STATED TASK: Tally the lines in the records underneath that contain the string "heart", and state the figure by itself.

— Begin THE DATA —

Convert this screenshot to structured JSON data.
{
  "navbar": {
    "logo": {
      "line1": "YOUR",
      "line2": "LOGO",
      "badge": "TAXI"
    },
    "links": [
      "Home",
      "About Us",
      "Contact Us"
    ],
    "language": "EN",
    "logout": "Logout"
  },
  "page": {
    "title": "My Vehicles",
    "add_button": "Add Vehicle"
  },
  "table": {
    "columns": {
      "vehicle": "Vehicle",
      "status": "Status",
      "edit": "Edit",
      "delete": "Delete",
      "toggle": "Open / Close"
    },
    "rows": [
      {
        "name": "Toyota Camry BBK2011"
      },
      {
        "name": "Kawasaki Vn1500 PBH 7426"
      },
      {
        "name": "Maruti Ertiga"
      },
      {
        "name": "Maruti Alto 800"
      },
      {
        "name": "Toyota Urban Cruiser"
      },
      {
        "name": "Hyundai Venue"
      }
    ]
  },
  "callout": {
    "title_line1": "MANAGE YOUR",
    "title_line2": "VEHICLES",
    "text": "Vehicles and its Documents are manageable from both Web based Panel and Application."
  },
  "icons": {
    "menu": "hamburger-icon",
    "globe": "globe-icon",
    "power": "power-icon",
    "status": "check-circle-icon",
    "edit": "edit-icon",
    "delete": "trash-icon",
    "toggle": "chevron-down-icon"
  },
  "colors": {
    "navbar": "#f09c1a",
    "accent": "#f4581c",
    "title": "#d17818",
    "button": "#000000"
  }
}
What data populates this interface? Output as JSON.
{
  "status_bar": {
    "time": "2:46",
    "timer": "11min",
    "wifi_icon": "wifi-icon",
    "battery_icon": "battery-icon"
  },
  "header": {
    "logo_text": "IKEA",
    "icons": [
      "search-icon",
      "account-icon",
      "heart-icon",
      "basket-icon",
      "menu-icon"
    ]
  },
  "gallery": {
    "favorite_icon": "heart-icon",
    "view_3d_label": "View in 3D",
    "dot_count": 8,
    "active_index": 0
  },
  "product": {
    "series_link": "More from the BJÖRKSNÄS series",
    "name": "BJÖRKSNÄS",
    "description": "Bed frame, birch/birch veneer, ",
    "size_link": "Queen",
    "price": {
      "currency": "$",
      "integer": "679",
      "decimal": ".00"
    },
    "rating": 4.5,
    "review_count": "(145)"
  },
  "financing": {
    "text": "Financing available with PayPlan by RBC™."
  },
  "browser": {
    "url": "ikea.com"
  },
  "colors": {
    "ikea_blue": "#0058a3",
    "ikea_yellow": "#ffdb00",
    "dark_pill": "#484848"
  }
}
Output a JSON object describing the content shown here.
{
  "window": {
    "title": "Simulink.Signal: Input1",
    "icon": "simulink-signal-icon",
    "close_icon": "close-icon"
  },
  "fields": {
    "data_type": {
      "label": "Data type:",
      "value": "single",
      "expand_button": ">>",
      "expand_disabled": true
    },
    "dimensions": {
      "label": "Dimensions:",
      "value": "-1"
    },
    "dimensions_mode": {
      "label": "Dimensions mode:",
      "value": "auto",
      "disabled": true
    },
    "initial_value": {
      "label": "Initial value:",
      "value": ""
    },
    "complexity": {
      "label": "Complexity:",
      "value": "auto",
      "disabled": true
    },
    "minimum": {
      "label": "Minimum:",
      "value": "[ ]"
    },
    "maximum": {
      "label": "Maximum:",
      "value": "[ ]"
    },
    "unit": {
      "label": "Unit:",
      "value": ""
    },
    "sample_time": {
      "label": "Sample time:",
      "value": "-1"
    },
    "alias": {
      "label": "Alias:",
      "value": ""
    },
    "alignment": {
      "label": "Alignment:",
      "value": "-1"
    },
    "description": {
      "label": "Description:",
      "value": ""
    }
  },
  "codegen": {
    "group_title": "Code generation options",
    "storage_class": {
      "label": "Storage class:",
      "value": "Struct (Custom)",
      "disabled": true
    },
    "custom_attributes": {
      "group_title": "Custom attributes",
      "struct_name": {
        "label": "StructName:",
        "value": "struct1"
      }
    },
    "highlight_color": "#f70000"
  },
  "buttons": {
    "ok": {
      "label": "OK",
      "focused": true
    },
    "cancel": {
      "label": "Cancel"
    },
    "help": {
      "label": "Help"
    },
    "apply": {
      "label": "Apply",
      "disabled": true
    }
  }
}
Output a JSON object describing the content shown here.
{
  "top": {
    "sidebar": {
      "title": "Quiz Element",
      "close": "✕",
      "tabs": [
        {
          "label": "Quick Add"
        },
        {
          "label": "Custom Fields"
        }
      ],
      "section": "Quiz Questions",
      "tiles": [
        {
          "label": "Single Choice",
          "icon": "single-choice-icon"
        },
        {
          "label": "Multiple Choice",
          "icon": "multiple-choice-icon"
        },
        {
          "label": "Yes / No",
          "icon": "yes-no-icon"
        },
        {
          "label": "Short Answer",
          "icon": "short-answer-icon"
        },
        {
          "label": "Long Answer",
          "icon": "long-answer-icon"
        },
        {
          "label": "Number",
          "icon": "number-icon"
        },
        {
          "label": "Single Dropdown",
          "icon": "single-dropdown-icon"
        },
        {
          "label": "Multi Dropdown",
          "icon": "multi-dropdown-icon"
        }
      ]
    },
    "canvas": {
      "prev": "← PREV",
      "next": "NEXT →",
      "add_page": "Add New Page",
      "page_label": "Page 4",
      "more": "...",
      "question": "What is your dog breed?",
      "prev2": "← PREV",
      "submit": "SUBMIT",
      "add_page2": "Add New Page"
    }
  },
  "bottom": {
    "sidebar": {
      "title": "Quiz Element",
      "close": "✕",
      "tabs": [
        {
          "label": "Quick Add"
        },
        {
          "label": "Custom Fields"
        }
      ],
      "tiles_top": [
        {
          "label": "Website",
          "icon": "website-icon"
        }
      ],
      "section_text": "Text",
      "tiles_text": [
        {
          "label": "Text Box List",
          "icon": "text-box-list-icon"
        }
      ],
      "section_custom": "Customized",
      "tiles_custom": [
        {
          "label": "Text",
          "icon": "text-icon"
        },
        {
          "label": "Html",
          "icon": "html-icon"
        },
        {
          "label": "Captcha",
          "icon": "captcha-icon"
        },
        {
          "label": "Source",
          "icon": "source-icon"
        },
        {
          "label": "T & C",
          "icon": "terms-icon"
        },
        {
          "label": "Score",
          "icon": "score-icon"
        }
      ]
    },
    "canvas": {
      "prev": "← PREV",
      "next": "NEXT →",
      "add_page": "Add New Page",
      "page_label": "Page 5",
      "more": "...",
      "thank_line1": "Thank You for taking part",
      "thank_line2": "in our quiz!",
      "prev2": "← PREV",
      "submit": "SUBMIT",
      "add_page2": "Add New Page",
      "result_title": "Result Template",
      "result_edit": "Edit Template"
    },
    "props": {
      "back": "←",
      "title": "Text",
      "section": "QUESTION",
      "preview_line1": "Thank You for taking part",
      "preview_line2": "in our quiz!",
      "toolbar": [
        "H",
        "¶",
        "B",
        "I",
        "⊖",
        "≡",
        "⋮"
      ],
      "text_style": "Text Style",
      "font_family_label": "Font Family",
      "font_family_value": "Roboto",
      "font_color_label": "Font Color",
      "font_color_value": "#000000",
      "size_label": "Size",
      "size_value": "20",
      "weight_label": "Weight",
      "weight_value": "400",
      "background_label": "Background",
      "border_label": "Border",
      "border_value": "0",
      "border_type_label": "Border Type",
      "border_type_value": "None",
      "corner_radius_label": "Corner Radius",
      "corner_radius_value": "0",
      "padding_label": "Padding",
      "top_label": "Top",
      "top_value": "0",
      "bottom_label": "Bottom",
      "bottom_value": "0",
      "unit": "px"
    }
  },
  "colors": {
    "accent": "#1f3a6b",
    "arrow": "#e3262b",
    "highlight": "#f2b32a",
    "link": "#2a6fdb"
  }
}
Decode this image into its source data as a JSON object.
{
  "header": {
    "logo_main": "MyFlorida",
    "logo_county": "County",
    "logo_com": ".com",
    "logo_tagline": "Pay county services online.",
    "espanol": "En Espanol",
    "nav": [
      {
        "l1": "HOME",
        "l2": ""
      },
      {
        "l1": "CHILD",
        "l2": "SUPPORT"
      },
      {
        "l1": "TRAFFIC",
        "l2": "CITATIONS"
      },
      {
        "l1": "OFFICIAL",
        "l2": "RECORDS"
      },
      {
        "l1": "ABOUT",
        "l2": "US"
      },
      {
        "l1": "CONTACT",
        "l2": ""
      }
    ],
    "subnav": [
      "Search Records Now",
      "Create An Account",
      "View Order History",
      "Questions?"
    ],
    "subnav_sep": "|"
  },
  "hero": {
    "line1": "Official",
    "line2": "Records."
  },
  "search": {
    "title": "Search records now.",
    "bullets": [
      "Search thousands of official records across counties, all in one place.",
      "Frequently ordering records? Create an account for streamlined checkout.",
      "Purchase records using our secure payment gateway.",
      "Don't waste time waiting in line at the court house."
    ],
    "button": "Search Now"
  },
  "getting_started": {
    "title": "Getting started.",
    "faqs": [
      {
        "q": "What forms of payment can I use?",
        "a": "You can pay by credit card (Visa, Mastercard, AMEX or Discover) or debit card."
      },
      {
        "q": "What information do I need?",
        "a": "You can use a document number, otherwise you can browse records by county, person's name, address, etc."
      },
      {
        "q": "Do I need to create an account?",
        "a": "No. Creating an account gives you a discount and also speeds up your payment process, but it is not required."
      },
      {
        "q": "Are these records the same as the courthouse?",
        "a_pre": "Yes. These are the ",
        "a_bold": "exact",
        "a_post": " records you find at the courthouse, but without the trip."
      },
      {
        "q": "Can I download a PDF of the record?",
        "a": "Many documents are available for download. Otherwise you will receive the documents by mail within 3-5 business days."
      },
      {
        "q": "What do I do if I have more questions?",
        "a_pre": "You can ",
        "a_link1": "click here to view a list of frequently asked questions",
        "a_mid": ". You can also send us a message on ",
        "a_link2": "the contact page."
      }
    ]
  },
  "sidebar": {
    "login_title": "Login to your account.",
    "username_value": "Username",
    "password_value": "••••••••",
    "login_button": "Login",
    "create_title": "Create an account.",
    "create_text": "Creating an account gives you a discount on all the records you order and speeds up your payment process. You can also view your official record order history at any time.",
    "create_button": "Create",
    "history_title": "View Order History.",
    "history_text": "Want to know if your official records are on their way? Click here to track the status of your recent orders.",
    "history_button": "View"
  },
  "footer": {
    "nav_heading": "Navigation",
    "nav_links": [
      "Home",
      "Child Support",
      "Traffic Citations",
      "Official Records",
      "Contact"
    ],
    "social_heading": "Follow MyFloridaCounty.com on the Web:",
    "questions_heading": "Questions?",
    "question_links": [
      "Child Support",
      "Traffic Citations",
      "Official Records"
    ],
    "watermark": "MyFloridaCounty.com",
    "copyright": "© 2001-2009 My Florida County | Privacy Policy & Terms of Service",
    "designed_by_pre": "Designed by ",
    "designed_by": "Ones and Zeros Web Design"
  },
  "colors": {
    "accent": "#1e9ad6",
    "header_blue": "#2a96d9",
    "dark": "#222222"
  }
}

— End THE DATA —

FINISHED EXERCISE: 2